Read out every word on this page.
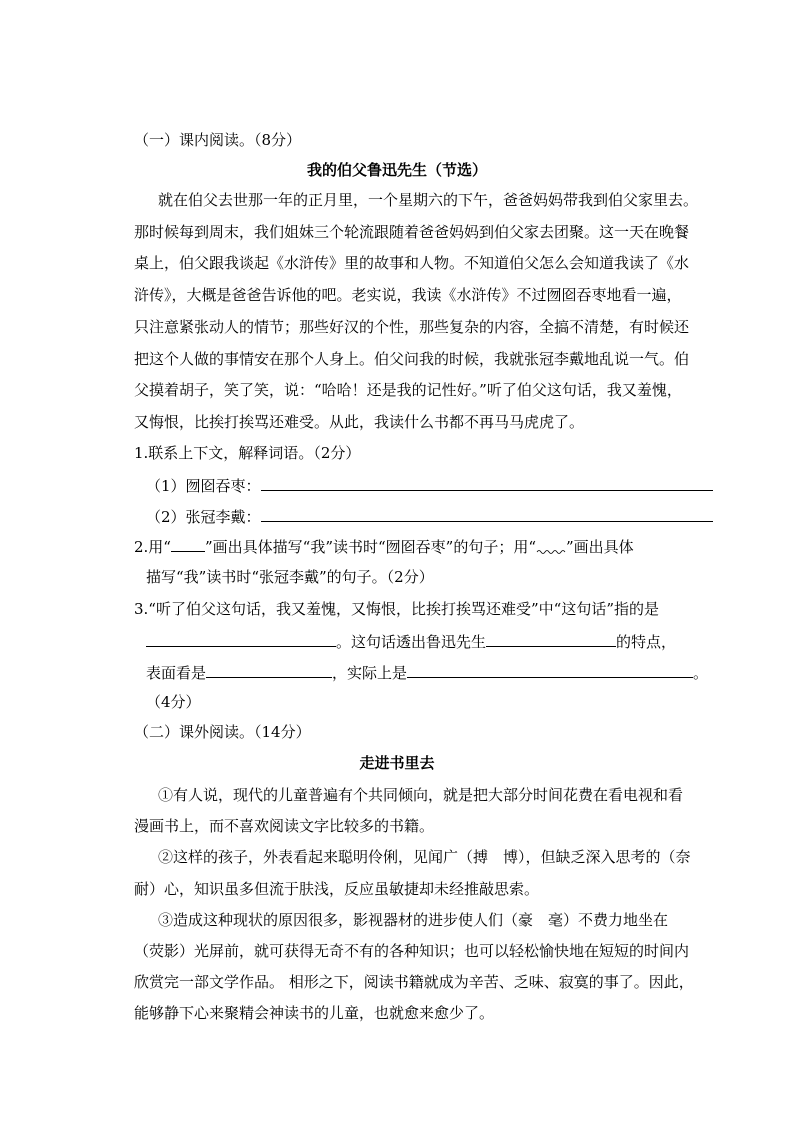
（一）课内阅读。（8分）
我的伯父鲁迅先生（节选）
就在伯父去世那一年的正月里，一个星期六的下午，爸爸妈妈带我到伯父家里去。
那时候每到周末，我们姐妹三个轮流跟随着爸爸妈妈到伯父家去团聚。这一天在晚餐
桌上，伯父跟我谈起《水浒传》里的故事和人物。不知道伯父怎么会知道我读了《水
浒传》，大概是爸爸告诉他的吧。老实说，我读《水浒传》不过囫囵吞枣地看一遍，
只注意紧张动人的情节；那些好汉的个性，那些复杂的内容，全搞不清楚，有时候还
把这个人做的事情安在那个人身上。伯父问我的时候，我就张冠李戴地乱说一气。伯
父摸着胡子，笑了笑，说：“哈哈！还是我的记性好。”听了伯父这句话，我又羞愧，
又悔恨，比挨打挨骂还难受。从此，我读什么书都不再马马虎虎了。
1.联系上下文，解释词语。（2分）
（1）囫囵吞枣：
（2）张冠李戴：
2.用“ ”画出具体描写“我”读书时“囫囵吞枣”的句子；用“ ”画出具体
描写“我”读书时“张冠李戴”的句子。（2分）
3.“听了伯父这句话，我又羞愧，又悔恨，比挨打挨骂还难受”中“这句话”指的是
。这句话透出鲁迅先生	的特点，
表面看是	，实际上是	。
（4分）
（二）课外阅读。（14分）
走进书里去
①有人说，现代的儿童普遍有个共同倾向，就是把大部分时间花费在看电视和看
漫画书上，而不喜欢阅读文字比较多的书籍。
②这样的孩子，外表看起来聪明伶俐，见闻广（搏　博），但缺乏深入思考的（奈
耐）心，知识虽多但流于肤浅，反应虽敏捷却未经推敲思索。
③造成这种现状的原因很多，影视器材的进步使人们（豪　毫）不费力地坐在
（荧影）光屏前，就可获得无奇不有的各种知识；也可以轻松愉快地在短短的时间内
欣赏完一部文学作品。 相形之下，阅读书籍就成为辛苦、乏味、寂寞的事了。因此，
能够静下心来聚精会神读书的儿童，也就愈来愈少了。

□ □ □

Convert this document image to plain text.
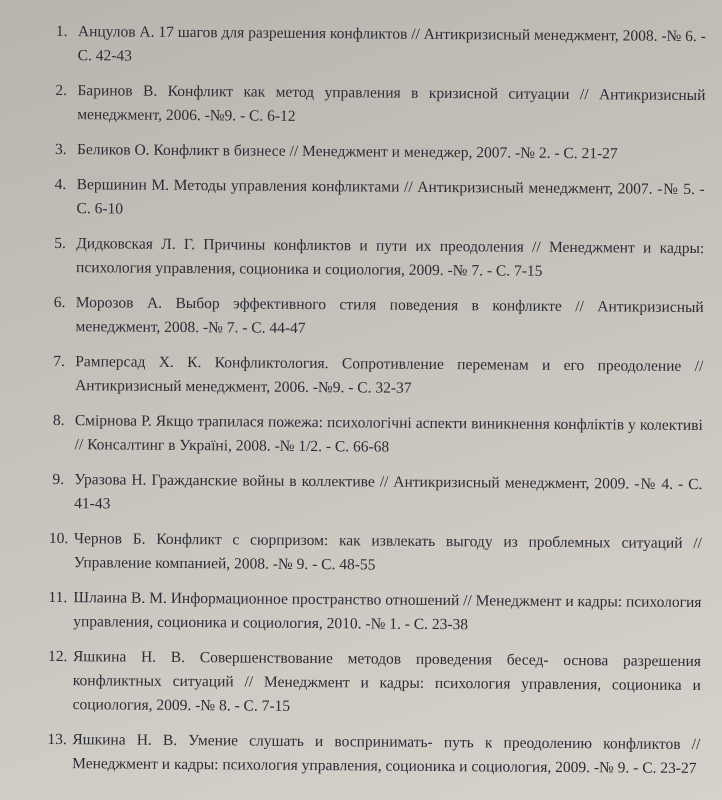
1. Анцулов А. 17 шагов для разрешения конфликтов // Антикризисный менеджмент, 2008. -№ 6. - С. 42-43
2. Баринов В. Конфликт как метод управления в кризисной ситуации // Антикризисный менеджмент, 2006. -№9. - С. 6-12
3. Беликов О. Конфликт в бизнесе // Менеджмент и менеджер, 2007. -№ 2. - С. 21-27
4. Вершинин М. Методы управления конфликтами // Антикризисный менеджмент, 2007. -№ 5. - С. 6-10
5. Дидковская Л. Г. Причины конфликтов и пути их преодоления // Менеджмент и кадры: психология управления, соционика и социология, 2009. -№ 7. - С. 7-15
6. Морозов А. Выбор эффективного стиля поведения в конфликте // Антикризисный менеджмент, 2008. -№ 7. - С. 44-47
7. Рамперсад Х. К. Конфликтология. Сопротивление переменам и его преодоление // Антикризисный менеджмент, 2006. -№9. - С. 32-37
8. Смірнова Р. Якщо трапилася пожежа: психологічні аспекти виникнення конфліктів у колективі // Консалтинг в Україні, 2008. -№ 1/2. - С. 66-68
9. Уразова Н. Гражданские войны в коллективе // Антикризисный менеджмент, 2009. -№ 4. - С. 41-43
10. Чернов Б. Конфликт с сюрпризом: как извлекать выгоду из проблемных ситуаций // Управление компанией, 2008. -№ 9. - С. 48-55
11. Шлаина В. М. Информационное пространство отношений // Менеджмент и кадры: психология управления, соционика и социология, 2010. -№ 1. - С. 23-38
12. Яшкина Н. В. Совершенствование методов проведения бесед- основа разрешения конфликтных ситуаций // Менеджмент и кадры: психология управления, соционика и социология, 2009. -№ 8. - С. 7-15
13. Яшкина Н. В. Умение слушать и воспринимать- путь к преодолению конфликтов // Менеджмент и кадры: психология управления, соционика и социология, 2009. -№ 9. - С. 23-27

□ □ □

Count every line in the entries above where the word "кадры" appears; respond with the number alone.

4